= Stated problem =
Copy out every one of the entries below word for word, keeping each line unchanged.

>> Start Material provided

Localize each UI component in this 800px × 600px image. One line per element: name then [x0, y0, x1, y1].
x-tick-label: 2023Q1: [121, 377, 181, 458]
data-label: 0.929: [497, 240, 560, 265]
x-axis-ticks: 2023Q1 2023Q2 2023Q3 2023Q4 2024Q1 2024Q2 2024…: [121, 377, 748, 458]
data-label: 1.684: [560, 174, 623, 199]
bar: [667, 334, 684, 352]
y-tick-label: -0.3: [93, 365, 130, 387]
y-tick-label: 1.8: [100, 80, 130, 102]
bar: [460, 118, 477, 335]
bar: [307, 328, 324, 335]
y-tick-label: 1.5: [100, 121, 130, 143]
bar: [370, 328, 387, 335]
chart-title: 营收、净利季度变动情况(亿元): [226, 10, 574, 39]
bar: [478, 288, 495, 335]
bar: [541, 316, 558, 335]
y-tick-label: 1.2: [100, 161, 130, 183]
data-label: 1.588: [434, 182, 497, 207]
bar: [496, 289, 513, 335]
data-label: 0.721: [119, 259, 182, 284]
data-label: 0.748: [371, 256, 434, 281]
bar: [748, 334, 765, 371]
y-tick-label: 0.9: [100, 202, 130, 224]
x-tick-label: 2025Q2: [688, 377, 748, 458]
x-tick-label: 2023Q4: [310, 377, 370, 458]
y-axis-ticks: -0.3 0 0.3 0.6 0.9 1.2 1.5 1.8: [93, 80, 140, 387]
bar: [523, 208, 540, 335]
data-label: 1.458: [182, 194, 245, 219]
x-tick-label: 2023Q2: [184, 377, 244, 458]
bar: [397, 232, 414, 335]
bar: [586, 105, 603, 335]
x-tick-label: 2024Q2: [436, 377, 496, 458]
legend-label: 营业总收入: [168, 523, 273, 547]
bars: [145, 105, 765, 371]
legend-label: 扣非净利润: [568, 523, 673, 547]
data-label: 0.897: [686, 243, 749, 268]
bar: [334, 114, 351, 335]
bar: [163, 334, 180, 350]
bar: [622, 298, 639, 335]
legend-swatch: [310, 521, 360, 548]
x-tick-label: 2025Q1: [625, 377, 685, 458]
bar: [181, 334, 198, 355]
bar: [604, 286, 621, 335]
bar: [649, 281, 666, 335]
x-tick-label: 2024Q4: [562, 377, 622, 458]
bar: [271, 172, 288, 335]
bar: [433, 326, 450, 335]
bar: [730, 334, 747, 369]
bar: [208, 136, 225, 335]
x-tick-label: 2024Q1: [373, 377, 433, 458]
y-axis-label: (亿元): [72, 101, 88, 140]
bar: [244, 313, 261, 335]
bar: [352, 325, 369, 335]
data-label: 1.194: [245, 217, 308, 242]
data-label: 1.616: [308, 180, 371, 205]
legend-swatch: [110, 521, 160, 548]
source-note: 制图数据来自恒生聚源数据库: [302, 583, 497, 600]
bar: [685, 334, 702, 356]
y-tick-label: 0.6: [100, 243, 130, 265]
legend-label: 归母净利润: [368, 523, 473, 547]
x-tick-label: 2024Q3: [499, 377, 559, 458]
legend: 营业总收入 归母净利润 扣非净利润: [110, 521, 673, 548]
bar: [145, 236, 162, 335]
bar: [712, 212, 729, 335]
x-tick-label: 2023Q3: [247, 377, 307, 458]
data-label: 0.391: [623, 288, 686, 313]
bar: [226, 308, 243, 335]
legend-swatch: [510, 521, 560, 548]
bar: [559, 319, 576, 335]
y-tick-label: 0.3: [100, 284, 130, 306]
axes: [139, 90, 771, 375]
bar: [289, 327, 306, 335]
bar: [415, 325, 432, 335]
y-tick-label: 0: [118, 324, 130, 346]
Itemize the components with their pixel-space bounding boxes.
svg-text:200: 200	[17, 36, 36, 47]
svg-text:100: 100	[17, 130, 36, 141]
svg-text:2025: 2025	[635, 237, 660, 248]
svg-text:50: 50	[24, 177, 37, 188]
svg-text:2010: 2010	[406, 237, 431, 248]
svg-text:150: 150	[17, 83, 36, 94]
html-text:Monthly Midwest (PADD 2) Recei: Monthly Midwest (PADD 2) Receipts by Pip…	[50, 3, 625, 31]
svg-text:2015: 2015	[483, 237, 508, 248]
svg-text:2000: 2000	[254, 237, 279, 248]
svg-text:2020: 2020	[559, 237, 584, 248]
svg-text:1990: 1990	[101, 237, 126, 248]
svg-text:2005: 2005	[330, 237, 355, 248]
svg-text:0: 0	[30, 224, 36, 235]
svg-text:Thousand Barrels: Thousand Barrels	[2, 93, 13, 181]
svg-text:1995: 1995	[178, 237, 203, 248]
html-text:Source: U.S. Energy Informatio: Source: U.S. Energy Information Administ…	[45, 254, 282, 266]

>> End Material provided

= Response =
Localize each UI component in this 800px × 600px image. One line per element: name then [x0, y0, x1, y1].
x-tick-label: 2023Q1: [121, 377, 181, 458]
data-label: 0.929: [497, 240, 560, 265]
x-axis-ticks: 2023Q1 2023Q2 2023Q3 2023Q4 2024Q1 2024Q2 2024…: [121, 377, 748, 458]
data-label: 1.684: [560, 174, 623, 199]
bar: [667, 334, 684, 352]
y-tick-label: -0.3: [93, 365, 130, 387]
y-tick-label: 1.8: [100, 80, 130, 102]
bar: [460, 118, 477, 335]
bar: [307, 328, 324, 335]
y-tick-label: 1.5: [100, 121, 130, 143]
bar: [370, 328, 387, 335]
chart-title: 营收、净利季度变动情况(亿元): [226, 10, 574, 39]
bar: [478, 288, 495, 335]
bar: [541, 316, 558, 335]
y-tick-label: 1.2: [100, 161, 130, 183]
data-label: 1.588: [434, 182, 497, 207]
bar: [496, 289, 513, 335]
data-label: 0.721: [119, 259, 182, 284]
data-label: 0.748: [371, 256, 434, 281]
bar: [748, 334, 765, 371]
y-tick-label: 0.9: [100, 202, 130, 224]
x-tick-label: 2025Q2: [688, 377, 748, 458]
x-tick-label: 2023Q4: [310, 377, 370, 458]
y-axis-ticks: -0.3 0 0.3 0.6 0.9 1.2 1.5 1.8: [93, 80, 140, 387]
bar: [523, 208, 540, 335]
data-label: 1.458: [182, 194, 245, 219]
x-tick-label: 2023Q2: [184, 377, 244, 458]
bar: [397, 232, 414, 335]
bar: [586, 105, 603, 335]
x-tick-label: 2024Q2: [436, 377, 496, 458]
legend-label: 营业总收入: [168, 523, 273, 547]
bars: [145, 105, 765, 371]
legend-label: 扣非净利润: [568, 523, 673, 547]
data-label: 0.897: [686, 243, 749, 268]
bar: [334, 114, 351, 335]
bar: [163, 334, 180, 350]
bar: [622, 298, 639, 335]
legend-swatch: [310, 521, 360, 548]
x-tick-label: 2025Q1: [625, 377, 685, 458]
bar: [181, 334, 198, 355]
bar: [604, 286, 621, 335]
bar: [649, 281, 666, 335]
x-tick-label: 2024Q4: [562, 377, 622, 458]
bar: [271, 172, 288, 335]
bar: [433, 326, 450, 335]
bar: [730, 334, 747, 369]
bar: [208, 136, 225, 335]
x-tick-label: 2024Q1: [373, 377, 433, 458]
y-axis-label: (亿元): [72, 101, 88, 140]
bar: [244, 313, 261, 335]
bar: [352, 325, 369, 335]
data-label: 1.194: [245, 217, 308, 242]
data-label: 1.616: [308, 180, 371, 205]
legend-swatch: [110, 521, 160, 548]
source-note: 制图数据来自恒生聚源数据库: [302, 583, 497, 600]
bar: [685, 334, 702, 356]
y-tick-label: 0.6: [100, 243, 130, 265]
legend-label: 归母净利润: [368, 523, 473, 547]
x-tick-label: 2024Q3: [499, 377, 559, 458]
legend: 营业总收入 归母净利润 扣非净利润: [110, 521, 673, 548]
bar: [145, 236, 162, 335]
bar: [712, 212, 729, 335]
x-tick-label: 2023Q3: [247, 377, 307, 458]
data-label: 0.391: [623, 288, 686, 313]
bar: [226, 308, 243, 335]
legend-swatch: [510, 521, 560, 548]
bar: [559, 319, 576, 335]
y-tick-label: 0.3: [100, 284, 130, 306]
axes: [139, 90, 771, 375]
bar: [289, 327, 306, 335]
bar: [415, 325, 432, 335]
y-tick-label: 0: [118, 324, 130, 346]
Itemize the components with their pixel-space bounding boxes.
svg-text:200: 200	[17, 36, 36, 47]
svg-text:100: 100	[17, 130, 36, 141]
svg-text:2025: 2025	[635, 237, 660, 248]
svg-text:50: 50	[24, 177, 37, 188]
svg-text:2010: 2010	[406, 237, 431, 248]
svg-text:150: 150	[17, 83, 36, 94]
html-text:Monthly Midwest (PADD 2) Recei: Monthly Midwest (PADD 2) Receipts by Pip…	[50, 3, 625, 31]
svg-text:2015: 2015	[483, 237, 508, 248]
svg-text:2000: 2000	[254, 237, 279, 248]
svg-text:2020: 2020	[559, 237, 584, 248]
svg-text:1990: 1990	[101, 237, 126, 248]
svg-text:2005: 2005	[330, 237, 355, 248]
svg-text:0: 0	[30, 224, 36, 235]
svg-text:Thousand Barrels: Thousand Barrels	[2, 93, 13, 181]
svg-text:1995: 1995	[178, 237, 203, 248]
html-text:Source: U.S. Energy Informatio: Source: U.S. Energy Information Administ…	[45, 254, 282, 266]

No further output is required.